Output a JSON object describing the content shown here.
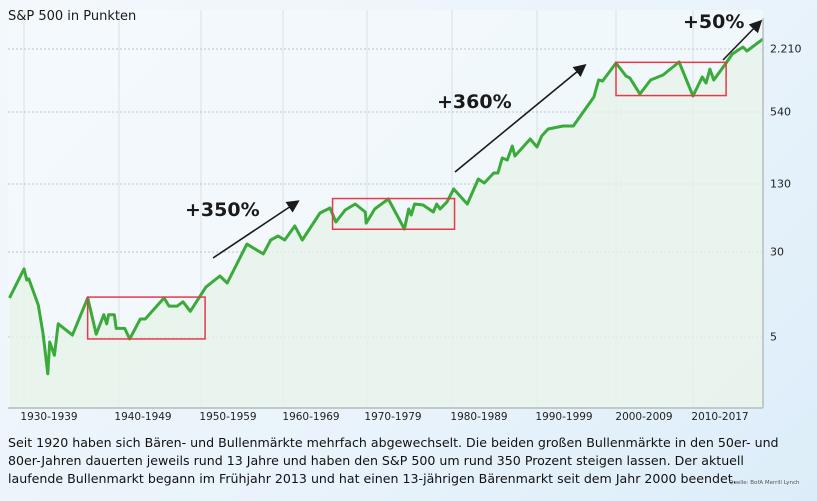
{
  "chart_data": {
    "type": "line",
    "title": "S&P 500 in Punkten",
    "y_scale": "log",
    "y_axis_position": "right",
    "yticks": [
      {
        "value": 2210,
        "label": "2.210"
      },
      {
        "value": 540,
        "label": "540"
      },
      {
        "value": 130,
        "label": "130"
      },
      {
        "value": 30,
        "label": "30"
      },
      {
        "value": 5,
        "label": "5"
      }
    ],
    "xtick_labels": [
      "1930-1939",
      "1940-1949",
      "1950-1959",
      "1960-1969",
      "1970-1979",
      "1980-1989",
      "1990-1999",
      "2000-2009",
      "2010-2017"
    ],
    "grid": true,
    "line_color": "#3aaa3a",
    "fill_color": "#e6f2e8",
    "highlight_color": "#e8394a",
    "points": [
      [
        1928.3,
        11.4
      ],
      [
        1930.0,
        21.0
      ],
      [
        1930.3,
        16.6
      ],
      [
        1930.5,
        17.0
      ],
      [
        1931.5,
        9.8
      ],
      [
        1932.0,
        5.4
      ],
      [
        1932.5,
        2.3
      ],
      [
        1932.7,
        4.5
      ],
      [
        1933.2,
        3.4
      ],
      [
        1933.6,
        6.6
      ],
      [
        1935.1,
        5.2
      ],
      [
        1936.7,
        11.4
      ],
      [
        1937.6,
        5.3
      ],
      [
        1938.4,
        8.0
      ],
      [
        1938.7,
        6.6
      ],
      [
        1938.9,
        8.0
      ],
      [
        1939.5,
        8.0
      ],
      [
        1939.7,
        6.0
      ],
      [
        1940.7,
        6.0
      ],
      [
        1941.3,
        4.8
      ],
      [
        1942.6,
        7.3
      ],
      [
        1943.2,
        7.3
      ],
      [
        1945.5,
        11.4
      ],
      [
        1946.1,
        9.6
      ],
      [
        1947.1,
        9.6
      ],
      [
        1947.8,
        10.5
      ],
      [
        1948.7,
        8.6
      ],
      [
        1950.6,
        14.3
      ],
      [
        1952.3,
        18.1
      ],
      [
        1953.2,
        15.6
      ],
      [
        1955.6,
        35.6
      ],
      [
        1957.6,
        28.8
      ],
      [
        1958.5,
        38.9
      ],
      [
        1959.4,
        42.4
      ],
      [
        1960.2,
        38.9
      ],
      [
        1961.4,
        52.6
      ],
      [
        1962.3,
        38.9
      ],
      [
        1964.4,
        69.5
      ],
      [
        1965.6,
        77.5
      ],
      [
        1966.3,
        57.3
      ],
      [
        1967.4,
        74.2
      ],
      [
        1968.6,
        84.5
      ],
      [
        1969.8,
        71.0
      ],
      [
        1969.9,
        56.0
      ],
      [
        1970.9,
        75.8
      ],
      [
        1972.5,
        94
      ],
      [
        1974.4,
        49.3
      ],
      [
        1974.9,
        75.8
      ],
      [
        1975.2,
        66.6
      ],
      [
        1975.6,
        84.5
      ],
      [
        1976.6,
        82.6
      ],
      [
        1977.8,
        71.0
      ],
      [
        1978.2,
        84.5
      ],
      [
        1978.6,
        75.8
      ],
      [
        1979.4,
        88.1
      ],
      [
        1980.2,
        116.7
      ],
      [
        1981.8,
        84.5
      ],
      [
        1983.1,
        143.5
      ],
      [
        1983.8,
        132.6
      ],
      [
        1984.9,
        161.6
      ],
      [
        1985.4,
        161.6
      ],
      [
        1985.9,
        217.4
      ],
      [
        1986.5,
        209
      ],
      [
        1987.1,
        275.7
      ],
      [
        1987.4,
        226
      ],
      [
        1989.2,
        316.6
      ],
      [
        1990.0,
        270
      ],
      [
        1990.6,
        336
      ],
      [
        1991.4,
        386
      ],
      [
        1993.3,
        409
      ],
      [
        1994.6,
        409
      ],
      [
        1997.2,
        755
      ],
      [
        1997.8,
        1104
      ],
      [
        1998.3,
        1080
      ],
      [
        2000.0,
        1615
      ],
      [
        2001.3,
        1208
      ],
      [
        2001.8,
        1155
      ],
      [
        2003.1,
        808
      ],
      [
        2004.5,
        1104
      ],
      [
        2006.1,
        1235
      ],
      [
        2008.2,
        1652
      ],
      [
        2010.0,
        772
      ],
      [
        2011.2,
        1181
      ],
      [
        2011.7,
        1032
      ],
      [
        2012.2,
        1411
      ],
      [
        2012.7,
        1104
      ],
      [
        2014.3,
        1615
      ],
      [
        2015.1,
        1975
      ],
      [
        2016.5,
        2311
      ],
      [
        2017.0,
        2113
      ],
      [
        2019.1,
        2764
      ]
    ],
    "highlight_boxes": [
      {
        "from": 1936.7,
        "to": 1950.5,
        "low": 4.8,
        "high": 11.6
      },
      {
        "from": 1965.9,
        "to": 1980.3,
        "low": 49,
        "high": 95
      },
      {
        "from": 2000.0,
        "to": 2014.3,
        "low": 780,
        "high": 1640
      }
    ],
    "annotations": [
      "+350%",
      "+360%",
      "+50%"
    ]
  },
  "caption": "Seit 1920 haben sich Bären- und Bullenmärkte mehrfach abgewechselt. Die beiden großen Bullenmärkte in den 50er- und 80er-Jahren dauerten jeweils rund 13 Jahre und haben den S&P 500 um rund 350 Prozent steigen lassen. Der aktuell laufende Bullenmarkt begann im Frühjahr 2013 und hat einen 13-jährigen Bärenmarkt seit dem Jahr 2000 beendet.",
  "source": "Quelle: BofA Merrill Lynch"
}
★ ★ ★ ★
The request: Repeat each entry exactly. Pictures do not belong in the copy.

Task solution:
Output a JSON object describing the content shown here.
{
  "chart_data": {
    "type": "line",
    "title": "S&P 500 in Punkten",
    "y_scale": "log",
    "y_axis_position": "right",
    "yticks": [
      {
        "value": 2210,
        "label": "2.210"
      },
      {
        "value": 540,
        "label": "540"
      },
      {
        "value": 130,
        "label": "130"
      },
      {
        "value": 30,
        "label": "30"
      },
      {
        "value": 5,
        "label": "5"
      }
    ],
    "xtick_labels": [
      "1930-1939",
      "1940-1949",
      "1950-1959",
      "1960-1969",
      "1970-1979",
      "1980-1989",
      "1990-1999",
      "2000-2009",
      "2010-2017"
    ],
    "grid": true,
    "line_color": "#3aaa3a",
    "fill_color": "#e6f2e8",
    "highlight_color": "#e8394a",
    "points": [
      [
        1928.3,
        11.4
      ],
      [
        1930.0,
        21.0
      ],
      [
        1930.3,
        16.6
      ],
      [
        1930.5,
        17.0
      ],
      [
        1931.5,
        9.8
      ],
      [
        1932.0,
        5.4
      ],
      [
        1932.5,
        2.3
      ],
      [
        1932.7,
        4.5
      ],
      [
        1933.2,
        3.4
      ],
      [
        1933.6,
        6.6
      ],
      [
        1935.1,
        5.2
      ],
      [
        1936.7,
        11.4
      ],
      [
        1937.6,
        5.3
      ],
      [
        1938.4,
        8.0
      ],
      [
        1938.7,
        6.6
      ],
      [
        1938.9,
        8.0
      ],
      [
        1939.5,
        8.0
      ],
      [
        1939.7,
        6.0
      ],
      [
        1940.7,
        6.0
      ],
      [
        1941.3,
        4.8
      ],
      [
        1942.6,
        7.3
      ],
      [
        1943.2,
        7.3
      ],
      [
        1945.5,
        11.4
      ],
      [
        1946.1,
        9.6
      ],
      [
        1947.1,
        9.6
      ],
      [
        1947.8,
        10.5
      ],
      [
        1948.7,
        8.6
      ],
      [
        1950.6,
        14.3
      ],
      [
        1952.3,
        18.1
      ],
      [
        1953.2,
        15.6
      ],
      [
        1955.6,
        35.6
      ],
      [
        1957.6,
        28.8
      ],
      [
        1958.5,
        38.9
      ],
      [
        1959.4,
        42.4
      ],
      [
        1960.2,
        38.9
      ],
      [
        1961.4,
        52.6
      ],
      [
        1962.3,
        38.9
      ],
      [
        1964.4,
        69.5
      ],
      [
        1965.6,
        77.5
      ],
      [
        1966.3,
        57.3
      ],
      [
        1967.4,
        74.2
      ],
      [
        1968.6,
        84.5
      ],
      [
        1969.8,
        71.0
      ],
      [
        1969.9,
        56.0
      ],
      [
        1970.9,
        75.8
      ],
      [
        1972.5,
        94
      ],
      [
        1974.4,
        49.3
      ],
      [
        1974.9,
        75.8
      ],
      [
        1975.2,
        66.6
      ],
      [
        1975.6,
        84.5
      ],
      [
        1976.6,
        82.6
      ],
      [
        1977.8,
        71.0
      ],
      [
        1978.2,
        84.5
      ],
      [
        1978.6,
        75.8
      ],
      [
        1979.4,
        88.1
      ],
      [
        1980.2,
        116.7
      ],
      [
        1981.8,
        84.5
      ],
      [
        1983.1,
        143.5
      ],
      [
        1983.8,
        132.6
      ],
      [
        1984.9,
        161.6
      ],
      [
        1985.4,
        161.6
      ],
      [
        1985.9,
        217.4
      ],
      [
        1986.5,
        209
      ],
      [
        1987.1,
        275.7
      ],
      [
        1987.4,
        226
      ],
      [
        1989.2,
        316.6
      ],
      [
        1990.0,
        270
      ],
      [
        1990.6,
        336
      ],
      [
        1991.4,
        386
      ],
      [
        1993.3,
        409
      ],
      [
        1994.6,
        409
      ],
      [
        1997.2,
        755
      ],
      [
        1997.8,
        1104
      ],
      [
        1998.3,
        1080
      ],
      [
        2000.0,
        1615
      ],
      [
        2001.3,
        1208
      ],
      [
        2001.8,
        1155
      ],
      [
        2003.1,
        808
      ],
      [
        2004.5,
        1104
      ],
      [
        2006.1,
        1235
      ],
      [
        2008.2,
        1652
      ],
      [
        2010.0,
        772
      ],
      [
        2011.2,
        1181
      ],
      [
        2011.7,
        1032
      ],
      [
        2012.2,
        1411
      ],
      [
        2012.7,
        1104
      ],
      [
        2014.3,
        1615
      ],
      [
        2015.1,
        1975
      ],
      [
        2016.5,
        2311
      ],
      [
        2017.0,
        2113
      ],
      [
        2019.1,
        2764
      ]
    ],
    "highlight_boxes": [
      {
        "from": 1936.7,
        "to": 1950.5,
        "low": 4.8,
        "high": 11.6
      },
      {
        "from": 1965.9,
        "to": 1980.3,
        "low": 49,
        "high": 95
      },
      {
        "from": 2000.0,
        "to": 2014.3,
        "low": 780,
        "high": 1640
      }
    ],
    "annotations": [
      "+350%",
      "+360%",
      "+50%"
    ]
  },
  "caption": "Seit 1920 haben sich Bären- und Bullenmärkte mehrfach abgewechselt. Die beiden großen Bullenmärkte in den 50er- und 80er-Jahren dauerten jeweils rund 13 Jahre und haben den S&P 500 um rund 350 Prozent steigen lassen. Der aktuell laufende Bullenmarkt begann im Frühjahr 2013 und hat einen 13-jährigen Bärenmarkt seit dem Jahr 2000 beendet.",
  "source": "Quelle: BofA Merrill Lynch"
}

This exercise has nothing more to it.